*** Recorded information ***

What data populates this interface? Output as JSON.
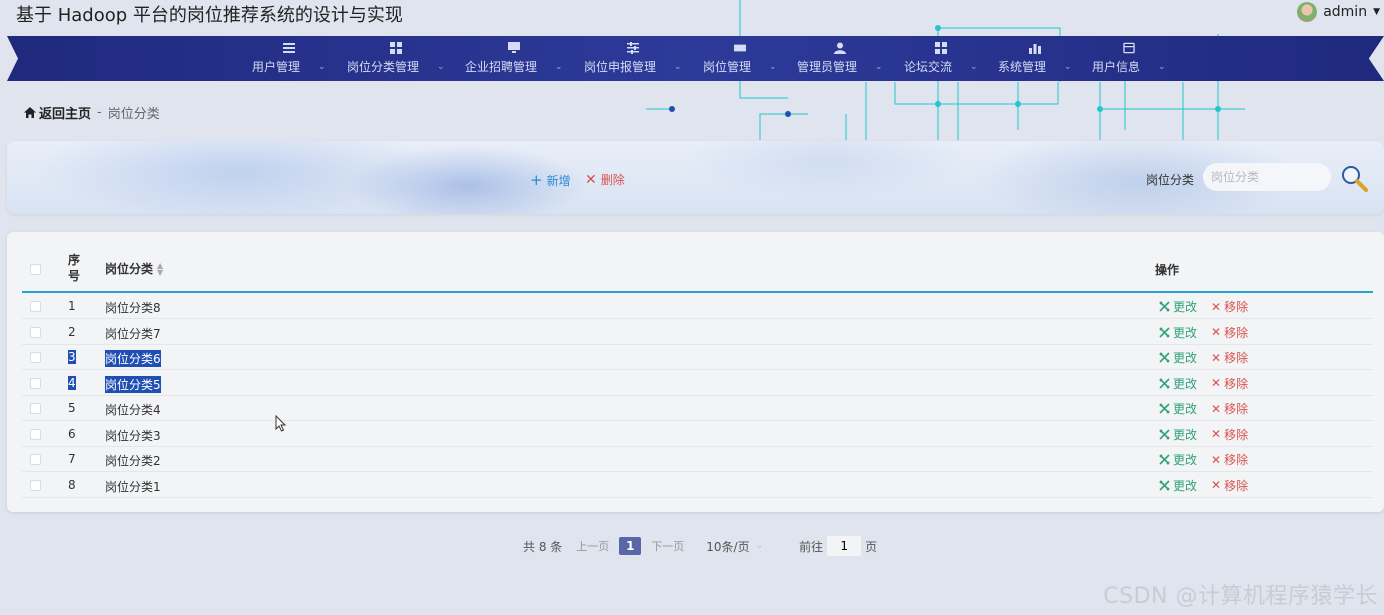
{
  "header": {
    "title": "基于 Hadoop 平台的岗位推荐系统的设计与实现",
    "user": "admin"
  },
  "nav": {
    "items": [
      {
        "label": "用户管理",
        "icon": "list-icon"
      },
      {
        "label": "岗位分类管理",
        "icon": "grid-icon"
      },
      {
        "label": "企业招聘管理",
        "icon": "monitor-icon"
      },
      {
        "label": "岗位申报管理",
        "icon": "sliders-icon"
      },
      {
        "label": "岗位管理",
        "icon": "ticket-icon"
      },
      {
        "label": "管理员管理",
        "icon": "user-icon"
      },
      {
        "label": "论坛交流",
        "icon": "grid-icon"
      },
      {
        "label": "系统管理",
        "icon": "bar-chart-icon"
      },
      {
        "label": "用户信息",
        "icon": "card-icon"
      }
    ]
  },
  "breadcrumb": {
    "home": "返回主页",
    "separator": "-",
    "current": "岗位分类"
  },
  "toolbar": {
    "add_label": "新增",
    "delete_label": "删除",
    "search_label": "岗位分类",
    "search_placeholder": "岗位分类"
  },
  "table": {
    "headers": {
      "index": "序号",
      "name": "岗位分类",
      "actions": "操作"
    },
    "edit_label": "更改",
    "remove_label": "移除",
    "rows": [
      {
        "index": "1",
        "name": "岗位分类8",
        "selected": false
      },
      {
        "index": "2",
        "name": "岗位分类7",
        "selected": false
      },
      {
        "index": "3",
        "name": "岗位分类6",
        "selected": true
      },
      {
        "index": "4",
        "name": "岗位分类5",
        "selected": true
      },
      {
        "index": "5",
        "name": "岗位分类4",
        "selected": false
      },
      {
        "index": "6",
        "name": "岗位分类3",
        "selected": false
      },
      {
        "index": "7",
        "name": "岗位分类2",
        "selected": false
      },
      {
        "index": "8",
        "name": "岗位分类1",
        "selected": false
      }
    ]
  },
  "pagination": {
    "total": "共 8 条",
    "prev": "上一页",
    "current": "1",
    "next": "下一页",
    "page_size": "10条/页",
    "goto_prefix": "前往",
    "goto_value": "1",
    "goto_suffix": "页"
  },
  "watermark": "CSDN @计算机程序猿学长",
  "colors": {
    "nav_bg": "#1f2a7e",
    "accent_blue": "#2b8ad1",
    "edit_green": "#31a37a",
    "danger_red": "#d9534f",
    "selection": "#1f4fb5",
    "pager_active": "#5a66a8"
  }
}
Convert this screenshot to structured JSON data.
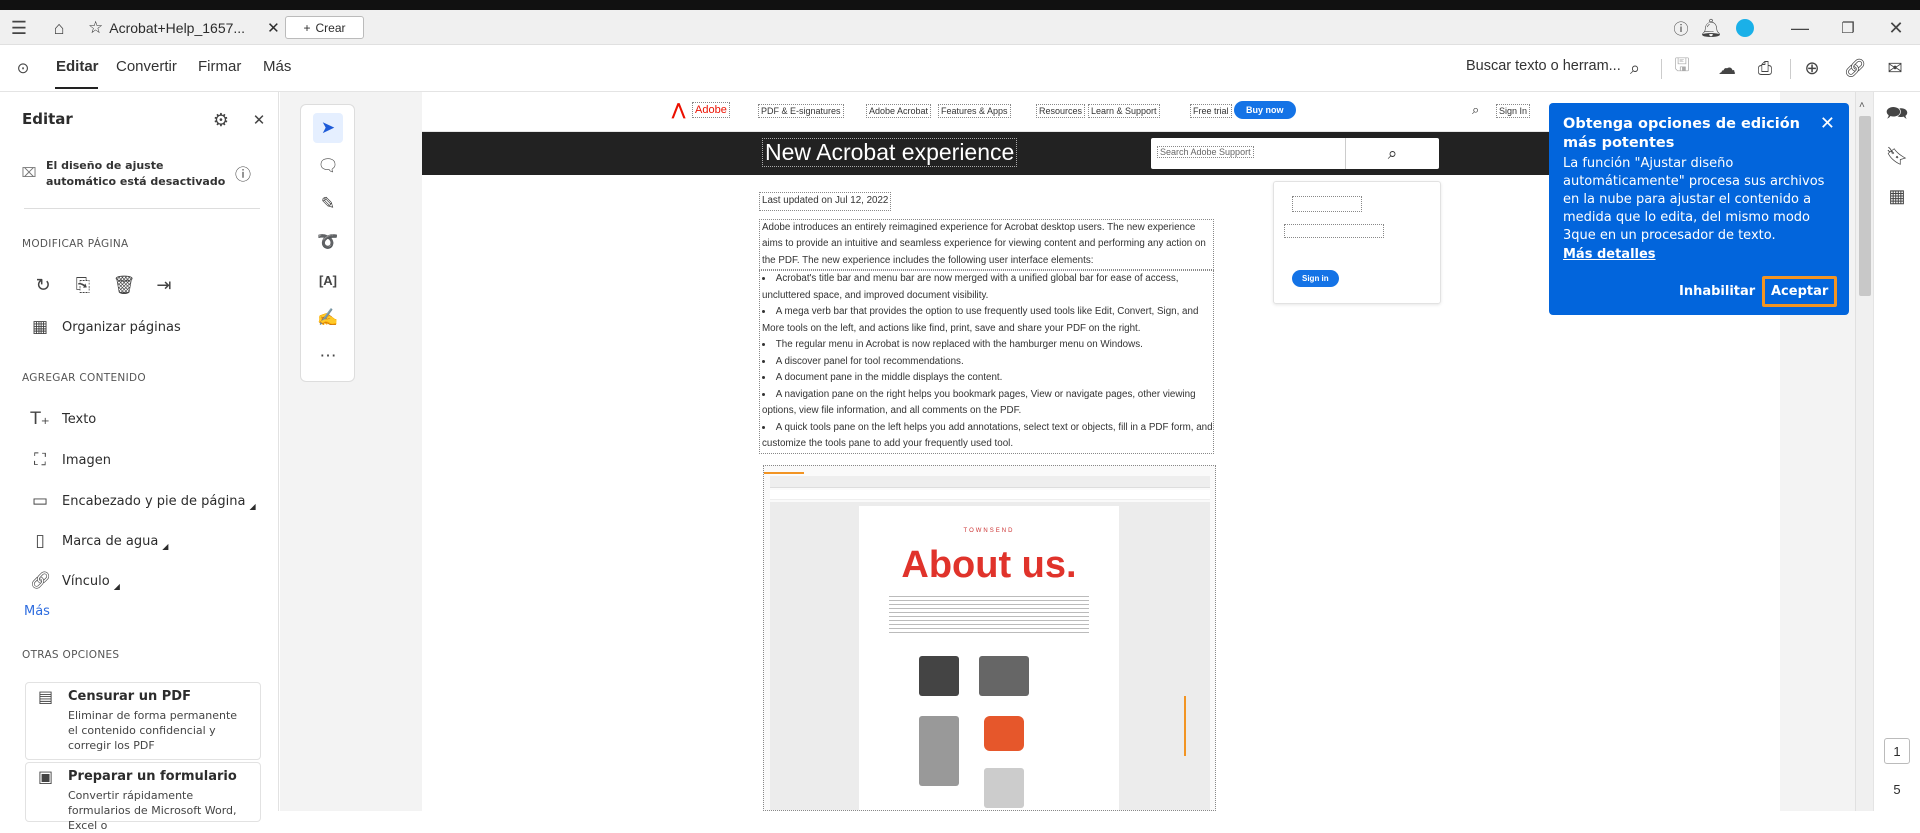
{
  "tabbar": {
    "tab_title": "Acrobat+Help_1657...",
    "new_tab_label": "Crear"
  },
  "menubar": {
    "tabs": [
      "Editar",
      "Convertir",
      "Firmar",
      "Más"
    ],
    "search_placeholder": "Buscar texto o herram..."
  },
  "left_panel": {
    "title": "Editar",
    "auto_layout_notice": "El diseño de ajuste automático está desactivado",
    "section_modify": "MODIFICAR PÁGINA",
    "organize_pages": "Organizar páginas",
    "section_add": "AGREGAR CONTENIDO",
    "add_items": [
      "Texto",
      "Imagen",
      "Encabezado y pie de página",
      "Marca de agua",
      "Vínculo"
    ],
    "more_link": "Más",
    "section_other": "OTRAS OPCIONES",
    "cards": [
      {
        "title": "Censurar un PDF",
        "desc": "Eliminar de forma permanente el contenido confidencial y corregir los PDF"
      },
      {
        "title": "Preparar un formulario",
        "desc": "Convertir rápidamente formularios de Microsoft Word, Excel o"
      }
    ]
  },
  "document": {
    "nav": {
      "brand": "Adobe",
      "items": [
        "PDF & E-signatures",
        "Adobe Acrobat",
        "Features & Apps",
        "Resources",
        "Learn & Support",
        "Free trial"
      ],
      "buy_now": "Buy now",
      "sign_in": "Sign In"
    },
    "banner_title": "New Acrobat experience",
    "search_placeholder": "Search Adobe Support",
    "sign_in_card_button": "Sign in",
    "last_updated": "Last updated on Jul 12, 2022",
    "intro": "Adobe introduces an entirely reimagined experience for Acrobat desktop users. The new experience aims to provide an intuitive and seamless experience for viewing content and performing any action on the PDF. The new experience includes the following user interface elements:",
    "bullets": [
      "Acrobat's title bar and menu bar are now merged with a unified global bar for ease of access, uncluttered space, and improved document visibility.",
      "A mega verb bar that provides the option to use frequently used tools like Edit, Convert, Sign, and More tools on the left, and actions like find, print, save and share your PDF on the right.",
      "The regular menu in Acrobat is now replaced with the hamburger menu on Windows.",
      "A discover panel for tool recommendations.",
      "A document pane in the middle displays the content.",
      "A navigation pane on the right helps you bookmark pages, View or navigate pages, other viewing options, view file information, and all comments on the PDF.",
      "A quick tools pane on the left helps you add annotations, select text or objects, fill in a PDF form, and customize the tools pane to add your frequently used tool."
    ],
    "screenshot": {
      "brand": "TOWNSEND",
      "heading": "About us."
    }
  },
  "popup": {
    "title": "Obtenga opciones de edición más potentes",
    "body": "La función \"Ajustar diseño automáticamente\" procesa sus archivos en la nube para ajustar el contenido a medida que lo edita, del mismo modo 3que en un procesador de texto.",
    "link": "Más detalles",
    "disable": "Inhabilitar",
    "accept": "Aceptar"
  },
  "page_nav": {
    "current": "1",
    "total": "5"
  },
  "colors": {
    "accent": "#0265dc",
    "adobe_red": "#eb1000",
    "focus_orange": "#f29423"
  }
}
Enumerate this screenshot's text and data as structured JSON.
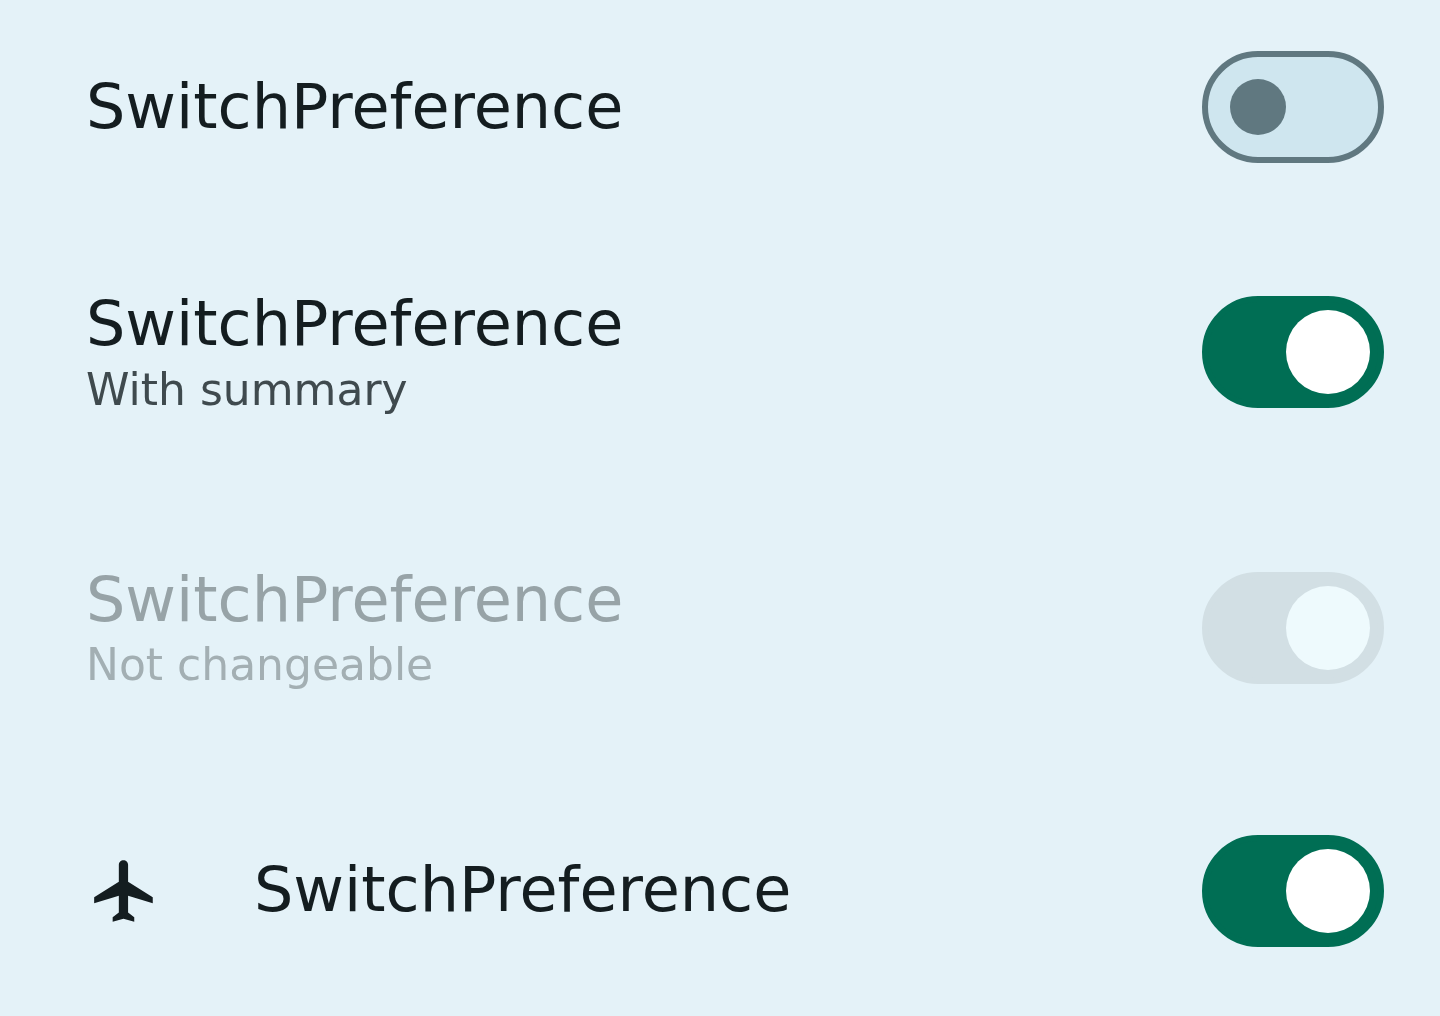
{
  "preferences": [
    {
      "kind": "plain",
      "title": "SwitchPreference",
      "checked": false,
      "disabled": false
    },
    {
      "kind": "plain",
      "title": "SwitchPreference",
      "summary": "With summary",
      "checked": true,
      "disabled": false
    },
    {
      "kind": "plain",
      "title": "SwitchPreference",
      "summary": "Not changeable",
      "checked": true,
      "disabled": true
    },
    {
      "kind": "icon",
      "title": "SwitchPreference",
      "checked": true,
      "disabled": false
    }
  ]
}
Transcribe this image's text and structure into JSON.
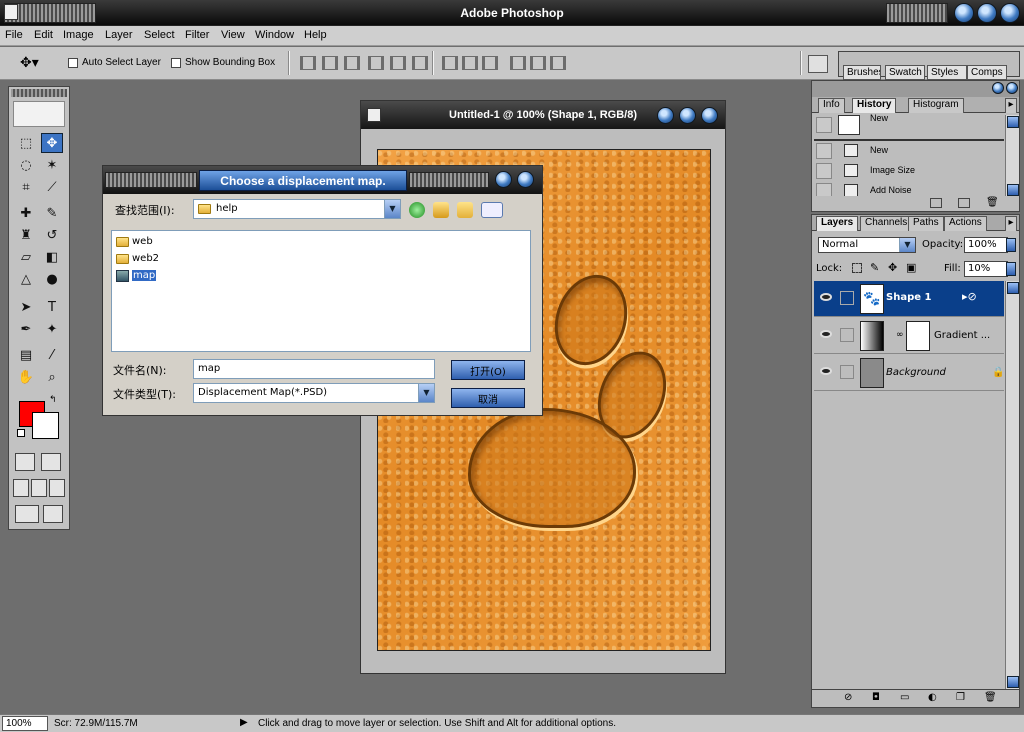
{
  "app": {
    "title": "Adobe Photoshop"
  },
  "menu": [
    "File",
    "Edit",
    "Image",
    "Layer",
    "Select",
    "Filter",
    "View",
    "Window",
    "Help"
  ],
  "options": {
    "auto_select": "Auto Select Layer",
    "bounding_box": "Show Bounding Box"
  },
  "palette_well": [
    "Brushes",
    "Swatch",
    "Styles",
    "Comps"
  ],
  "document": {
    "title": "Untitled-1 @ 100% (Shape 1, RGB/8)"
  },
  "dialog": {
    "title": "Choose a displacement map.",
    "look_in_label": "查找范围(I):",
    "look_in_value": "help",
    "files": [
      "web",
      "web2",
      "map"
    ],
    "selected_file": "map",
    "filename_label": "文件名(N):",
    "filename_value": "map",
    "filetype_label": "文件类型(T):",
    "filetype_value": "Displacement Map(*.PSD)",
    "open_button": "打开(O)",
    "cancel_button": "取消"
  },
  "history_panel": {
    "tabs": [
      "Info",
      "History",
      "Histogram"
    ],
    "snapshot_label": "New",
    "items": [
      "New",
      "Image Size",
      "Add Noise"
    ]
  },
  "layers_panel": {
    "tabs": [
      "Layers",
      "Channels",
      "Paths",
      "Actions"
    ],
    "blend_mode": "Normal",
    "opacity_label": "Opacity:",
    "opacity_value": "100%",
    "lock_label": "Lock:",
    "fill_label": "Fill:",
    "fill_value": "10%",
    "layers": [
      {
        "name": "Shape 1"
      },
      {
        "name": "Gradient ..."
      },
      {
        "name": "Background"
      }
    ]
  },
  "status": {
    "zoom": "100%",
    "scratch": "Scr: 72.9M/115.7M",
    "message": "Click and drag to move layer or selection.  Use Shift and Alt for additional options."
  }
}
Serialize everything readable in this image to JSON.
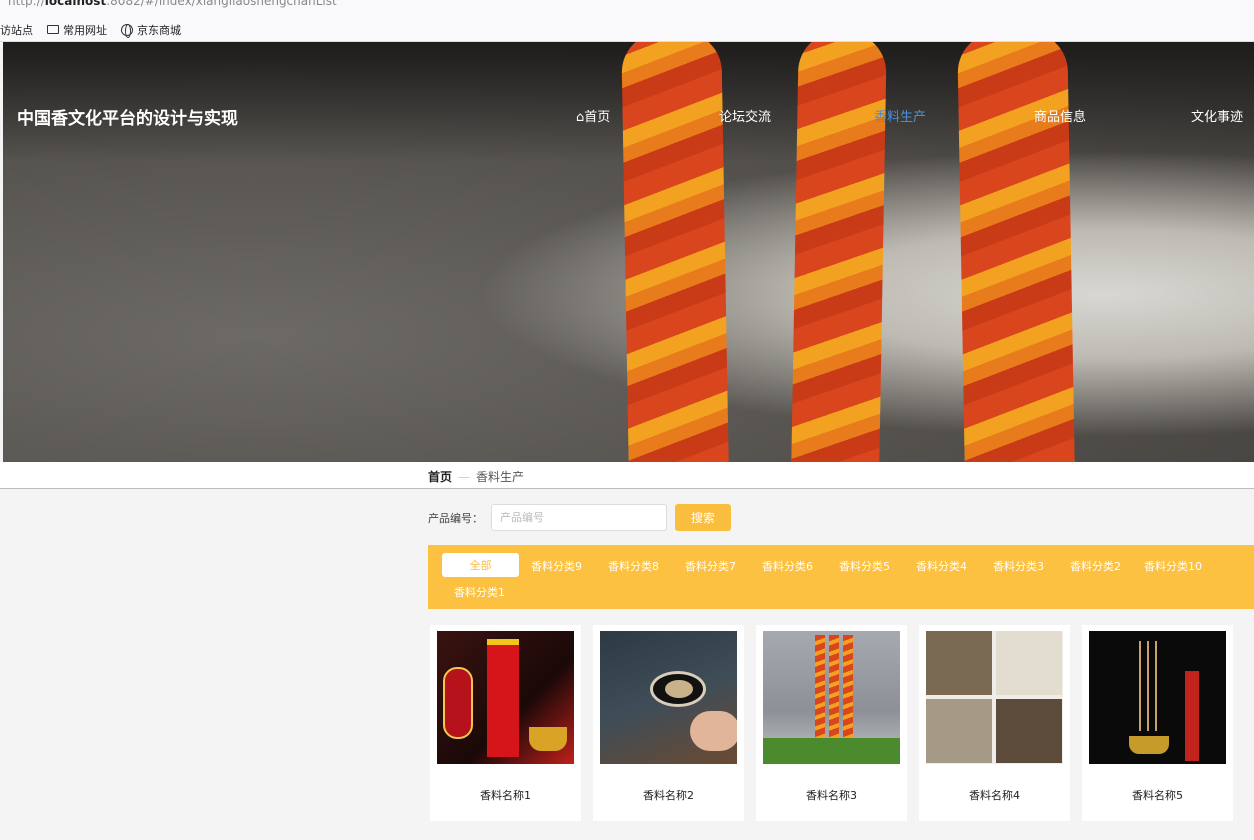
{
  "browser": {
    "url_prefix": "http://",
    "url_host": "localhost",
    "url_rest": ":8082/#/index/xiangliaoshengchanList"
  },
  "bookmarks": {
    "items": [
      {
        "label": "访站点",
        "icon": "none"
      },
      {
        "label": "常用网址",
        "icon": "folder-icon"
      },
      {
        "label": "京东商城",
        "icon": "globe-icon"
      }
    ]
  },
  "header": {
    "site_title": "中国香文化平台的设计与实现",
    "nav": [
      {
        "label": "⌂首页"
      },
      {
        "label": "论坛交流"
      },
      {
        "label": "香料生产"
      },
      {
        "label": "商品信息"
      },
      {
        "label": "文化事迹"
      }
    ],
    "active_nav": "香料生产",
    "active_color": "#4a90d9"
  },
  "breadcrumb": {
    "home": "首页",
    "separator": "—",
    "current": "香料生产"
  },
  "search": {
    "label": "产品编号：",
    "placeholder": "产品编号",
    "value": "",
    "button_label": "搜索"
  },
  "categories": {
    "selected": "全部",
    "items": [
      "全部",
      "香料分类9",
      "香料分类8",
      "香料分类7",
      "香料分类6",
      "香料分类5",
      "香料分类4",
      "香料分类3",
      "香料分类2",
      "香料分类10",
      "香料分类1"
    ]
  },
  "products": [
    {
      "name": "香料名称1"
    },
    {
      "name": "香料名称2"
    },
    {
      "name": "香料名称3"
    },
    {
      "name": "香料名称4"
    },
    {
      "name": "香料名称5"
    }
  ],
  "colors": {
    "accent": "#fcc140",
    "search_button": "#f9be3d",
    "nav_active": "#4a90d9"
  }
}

***

## Work to do
Each line in the listing above either holds the string "data" or does not; state how many do, giving the number only.

## Exercise solution
3